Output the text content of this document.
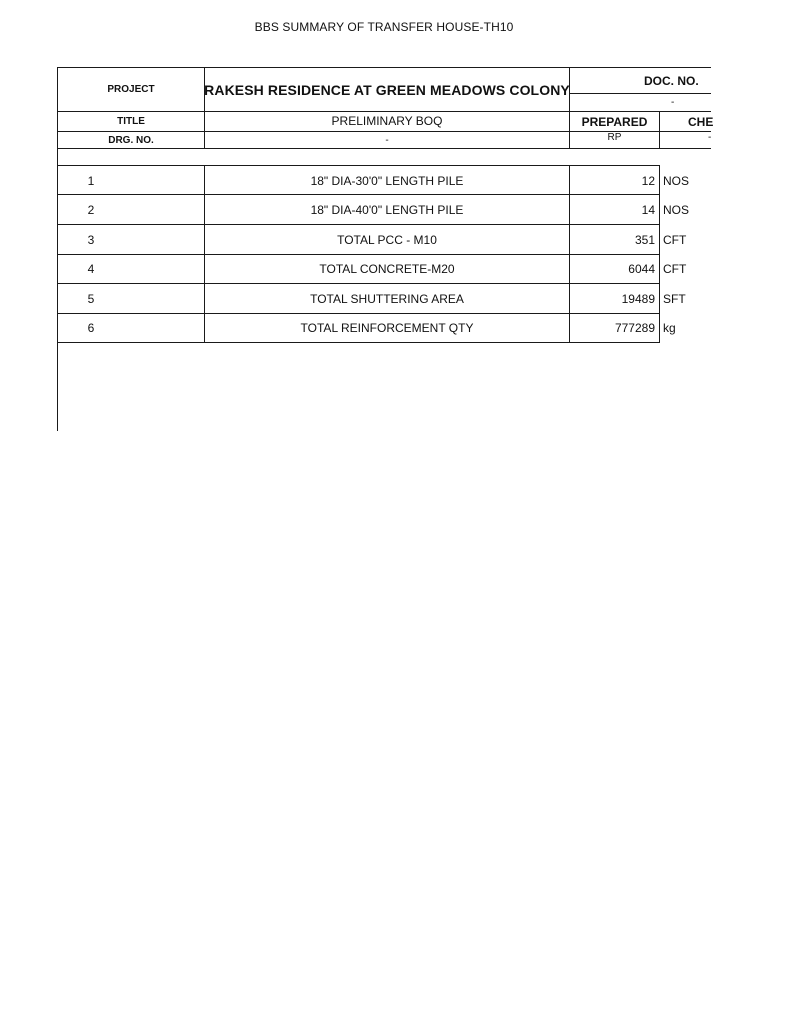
BBS SUMMARY OF TRANSFER HOUSE-TH10
PROJECT	RAKESH RESIDENCE AT GREEN MEADOWS COLONY
DOC. NO.
-
TITLE	PRELIMINARY BOQ	PREPARED	CHE
DRG. NO.	-	RP	-
1	18" DIA-30'0" LENGTH PILE	12 NOS
2	18" DIA-40'0" LENGTH PILE	14 NOS
3	TOTAL PCC - M10	351 CFT
4	TOTAL CONCRETE-M20	6044 CFT
5	TOTAL SHUTTERING AREA	19489 SFT
6	TOTAL REINFORCEMENT QTY	777289 kg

§ **WORK TO BE COMPLETED**
Reproduce the records above exactly, leaving out every picture they contain.

§ **ANSWER TO THIS EXERCISE**
Output the text content of this document.
BBS SUMMARY OF TRANSFER HOUSE-TH10
PROJECT	RAKESH RESIDENCE AT GREEN MEADOWS COLONY
DOC. NO.
-
TITLE	PRELIMINARY BOQ	PREPARED	CHE
DRG. NO.	-	RP	-
1	18" DIA-30'0" LENGTH PILE	12 NOS
2	18" DIA-40'0" LENGTH PILE	14 NOS
3	TOTAL PCC - M10	351 CFT
4	TOTAL CONCRETE-M20	6044 CFT
5	TOTAL SHUTTERING AREA	19489 SFT
6	TOTAL REINFORCEMENT QTY	777289 kg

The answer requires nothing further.